Task to carry out: Search the data for the string "name" and gather each line it is in.

-- START Information supplied --

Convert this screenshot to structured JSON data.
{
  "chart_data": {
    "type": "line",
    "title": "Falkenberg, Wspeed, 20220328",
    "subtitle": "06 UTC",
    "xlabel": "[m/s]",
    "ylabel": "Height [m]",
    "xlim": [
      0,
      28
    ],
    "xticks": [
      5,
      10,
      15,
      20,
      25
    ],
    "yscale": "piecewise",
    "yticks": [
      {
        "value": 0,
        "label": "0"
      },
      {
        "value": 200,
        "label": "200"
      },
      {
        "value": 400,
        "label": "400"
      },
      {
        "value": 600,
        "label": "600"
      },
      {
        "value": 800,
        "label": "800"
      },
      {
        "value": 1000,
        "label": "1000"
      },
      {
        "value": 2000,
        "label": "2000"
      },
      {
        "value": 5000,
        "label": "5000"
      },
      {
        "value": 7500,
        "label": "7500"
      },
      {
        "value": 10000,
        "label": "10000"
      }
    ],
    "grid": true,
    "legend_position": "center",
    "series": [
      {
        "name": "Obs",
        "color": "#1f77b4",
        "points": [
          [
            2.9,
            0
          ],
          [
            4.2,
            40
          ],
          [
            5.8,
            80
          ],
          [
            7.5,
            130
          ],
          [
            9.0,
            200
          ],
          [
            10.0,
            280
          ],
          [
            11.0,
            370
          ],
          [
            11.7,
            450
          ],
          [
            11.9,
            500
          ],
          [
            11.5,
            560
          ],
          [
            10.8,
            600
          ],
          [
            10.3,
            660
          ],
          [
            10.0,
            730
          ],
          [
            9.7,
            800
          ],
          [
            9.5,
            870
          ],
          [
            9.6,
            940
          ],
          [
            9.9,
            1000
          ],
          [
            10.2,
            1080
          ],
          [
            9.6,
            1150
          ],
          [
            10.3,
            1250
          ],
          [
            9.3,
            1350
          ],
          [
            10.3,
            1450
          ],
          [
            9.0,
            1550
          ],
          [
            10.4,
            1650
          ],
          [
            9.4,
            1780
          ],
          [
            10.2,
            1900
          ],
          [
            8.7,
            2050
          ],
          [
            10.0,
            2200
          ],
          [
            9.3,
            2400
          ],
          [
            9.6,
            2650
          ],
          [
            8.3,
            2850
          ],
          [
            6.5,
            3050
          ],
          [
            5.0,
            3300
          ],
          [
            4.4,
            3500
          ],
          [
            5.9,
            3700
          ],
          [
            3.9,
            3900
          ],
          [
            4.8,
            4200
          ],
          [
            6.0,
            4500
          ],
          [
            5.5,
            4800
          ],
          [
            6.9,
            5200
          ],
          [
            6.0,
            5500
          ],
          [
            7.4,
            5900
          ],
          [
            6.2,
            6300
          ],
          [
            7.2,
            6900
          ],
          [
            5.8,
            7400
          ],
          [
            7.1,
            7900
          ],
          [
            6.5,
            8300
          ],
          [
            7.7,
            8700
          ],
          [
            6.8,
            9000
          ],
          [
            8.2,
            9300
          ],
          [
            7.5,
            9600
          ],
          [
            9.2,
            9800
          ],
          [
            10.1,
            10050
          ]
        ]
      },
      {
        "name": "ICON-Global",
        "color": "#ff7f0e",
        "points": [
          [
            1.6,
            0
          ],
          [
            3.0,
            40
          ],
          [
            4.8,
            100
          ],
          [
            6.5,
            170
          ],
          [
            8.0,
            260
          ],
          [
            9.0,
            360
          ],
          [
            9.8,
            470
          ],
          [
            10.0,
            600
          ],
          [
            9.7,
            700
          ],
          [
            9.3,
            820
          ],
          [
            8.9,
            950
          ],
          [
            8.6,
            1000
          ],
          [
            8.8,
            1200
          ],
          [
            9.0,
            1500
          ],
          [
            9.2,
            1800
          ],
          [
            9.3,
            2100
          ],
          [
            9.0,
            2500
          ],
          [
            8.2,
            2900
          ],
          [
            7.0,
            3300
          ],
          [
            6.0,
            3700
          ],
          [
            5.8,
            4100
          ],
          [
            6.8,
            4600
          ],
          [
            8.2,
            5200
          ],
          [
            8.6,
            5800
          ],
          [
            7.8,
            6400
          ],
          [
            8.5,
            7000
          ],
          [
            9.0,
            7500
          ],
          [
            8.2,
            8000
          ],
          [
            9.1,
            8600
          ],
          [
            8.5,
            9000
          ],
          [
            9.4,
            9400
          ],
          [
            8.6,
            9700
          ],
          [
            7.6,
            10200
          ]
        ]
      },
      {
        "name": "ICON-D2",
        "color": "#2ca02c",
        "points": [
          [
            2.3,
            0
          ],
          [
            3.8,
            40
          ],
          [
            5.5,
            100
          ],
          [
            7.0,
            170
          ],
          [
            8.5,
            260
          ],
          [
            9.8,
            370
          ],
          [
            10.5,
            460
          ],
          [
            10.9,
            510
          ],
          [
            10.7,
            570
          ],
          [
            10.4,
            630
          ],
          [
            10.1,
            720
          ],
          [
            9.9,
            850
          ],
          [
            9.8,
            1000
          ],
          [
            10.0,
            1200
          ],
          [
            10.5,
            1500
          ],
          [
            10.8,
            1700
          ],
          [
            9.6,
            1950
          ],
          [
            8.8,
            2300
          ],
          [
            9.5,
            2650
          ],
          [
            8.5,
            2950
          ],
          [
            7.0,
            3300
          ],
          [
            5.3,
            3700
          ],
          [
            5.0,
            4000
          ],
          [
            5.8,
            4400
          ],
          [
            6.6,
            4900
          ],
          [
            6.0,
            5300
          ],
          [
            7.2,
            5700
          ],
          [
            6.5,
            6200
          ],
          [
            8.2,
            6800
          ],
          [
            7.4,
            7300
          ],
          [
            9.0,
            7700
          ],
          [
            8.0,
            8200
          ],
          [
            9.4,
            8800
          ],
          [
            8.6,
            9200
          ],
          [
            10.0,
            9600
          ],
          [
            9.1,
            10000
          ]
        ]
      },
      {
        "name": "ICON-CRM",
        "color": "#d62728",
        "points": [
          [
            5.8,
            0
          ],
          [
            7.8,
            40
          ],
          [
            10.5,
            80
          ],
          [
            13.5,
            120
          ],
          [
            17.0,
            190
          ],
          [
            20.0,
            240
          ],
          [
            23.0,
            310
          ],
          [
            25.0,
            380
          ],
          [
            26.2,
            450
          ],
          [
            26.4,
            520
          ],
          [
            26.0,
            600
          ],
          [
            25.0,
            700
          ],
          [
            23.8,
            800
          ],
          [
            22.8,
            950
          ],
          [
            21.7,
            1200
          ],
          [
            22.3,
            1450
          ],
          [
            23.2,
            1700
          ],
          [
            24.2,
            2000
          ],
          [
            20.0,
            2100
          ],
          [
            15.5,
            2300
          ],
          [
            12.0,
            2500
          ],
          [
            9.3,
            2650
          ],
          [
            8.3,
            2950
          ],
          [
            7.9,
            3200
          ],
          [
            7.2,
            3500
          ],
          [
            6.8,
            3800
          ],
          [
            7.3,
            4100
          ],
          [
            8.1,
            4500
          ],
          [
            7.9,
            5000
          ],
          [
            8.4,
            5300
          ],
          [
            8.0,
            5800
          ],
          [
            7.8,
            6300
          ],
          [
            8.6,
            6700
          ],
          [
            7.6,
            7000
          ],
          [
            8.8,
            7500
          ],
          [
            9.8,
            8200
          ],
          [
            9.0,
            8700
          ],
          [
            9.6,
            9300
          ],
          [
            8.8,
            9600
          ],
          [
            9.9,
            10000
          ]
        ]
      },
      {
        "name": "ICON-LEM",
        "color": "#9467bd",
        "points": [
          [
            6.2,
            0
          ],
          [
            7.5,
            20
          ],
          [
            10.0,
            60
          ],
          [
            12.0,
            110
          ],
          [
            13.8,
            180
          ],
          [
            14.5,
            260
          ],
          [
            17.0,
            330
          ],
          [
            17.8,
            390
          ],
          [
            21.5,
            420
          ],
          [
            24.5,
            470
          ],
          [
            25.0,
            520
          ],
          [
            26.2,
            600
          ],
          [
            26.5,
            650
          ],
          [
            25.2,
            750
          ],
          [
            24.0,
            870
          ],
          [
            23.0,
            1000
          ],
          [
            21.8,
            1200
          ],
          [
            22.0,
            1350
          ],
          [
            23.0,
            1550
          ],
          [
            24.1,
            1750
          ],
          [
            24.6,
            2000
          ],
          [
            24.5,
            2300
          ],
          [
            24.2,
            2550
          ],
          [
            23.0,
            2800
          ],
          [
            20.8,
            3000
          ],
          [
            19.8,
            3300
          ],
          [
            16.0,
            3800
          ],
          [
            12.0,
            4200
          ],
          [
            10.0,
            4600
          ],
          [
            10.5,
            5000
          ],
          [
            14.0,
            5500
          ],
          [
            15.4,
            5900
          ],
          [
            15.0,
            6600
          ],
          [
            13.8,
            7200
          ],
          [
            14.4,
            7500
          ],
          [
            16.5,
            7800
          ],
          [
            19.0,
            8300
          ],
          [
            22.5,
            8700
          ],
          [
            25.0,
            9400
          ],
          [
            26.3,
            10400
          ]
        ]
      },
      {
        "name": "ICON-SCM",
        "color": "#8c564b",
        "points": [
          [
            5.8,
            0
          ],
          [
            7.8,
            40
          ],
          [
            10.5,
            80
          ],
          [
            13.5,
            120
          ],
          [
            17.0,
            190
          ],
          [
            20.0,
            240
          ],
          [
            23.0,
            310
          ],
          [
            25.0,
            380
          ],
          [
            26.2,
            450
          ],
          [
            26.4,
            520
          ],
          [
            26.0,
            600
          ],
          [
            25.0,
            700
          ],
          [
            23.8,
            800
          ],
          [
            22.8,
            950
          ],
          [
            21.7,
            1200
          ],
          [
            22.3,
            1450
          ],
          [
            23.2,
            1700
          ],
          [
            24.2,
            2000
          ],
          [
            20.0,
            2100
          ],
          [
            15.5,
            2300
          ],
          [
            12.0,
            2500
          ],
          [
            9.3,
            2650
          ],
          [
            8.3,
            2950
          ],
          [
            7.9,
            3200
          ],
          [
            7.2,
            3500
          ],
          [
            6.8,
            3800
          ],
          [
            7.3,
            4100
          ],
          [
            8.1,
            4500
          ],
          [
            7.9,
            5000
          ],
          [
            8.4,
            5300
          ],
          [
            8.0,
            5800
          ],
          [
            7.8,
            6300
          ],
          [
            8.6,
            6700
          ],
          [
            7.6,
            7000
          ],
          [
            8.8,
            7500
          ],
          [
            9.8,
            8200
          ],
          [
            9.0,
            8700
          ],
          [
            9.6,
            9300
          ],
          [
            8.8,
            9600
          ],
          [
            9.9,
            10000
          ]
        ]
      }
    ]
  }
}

-- END Information supplied --

Output for this task:
        "name": "Obs",
        "name": "ICON-Global",
        "name": "ICON-D2",
        "name": "ICON-CRM",
        "name": "ICON-LEM",
        "name": "ICON-SCM",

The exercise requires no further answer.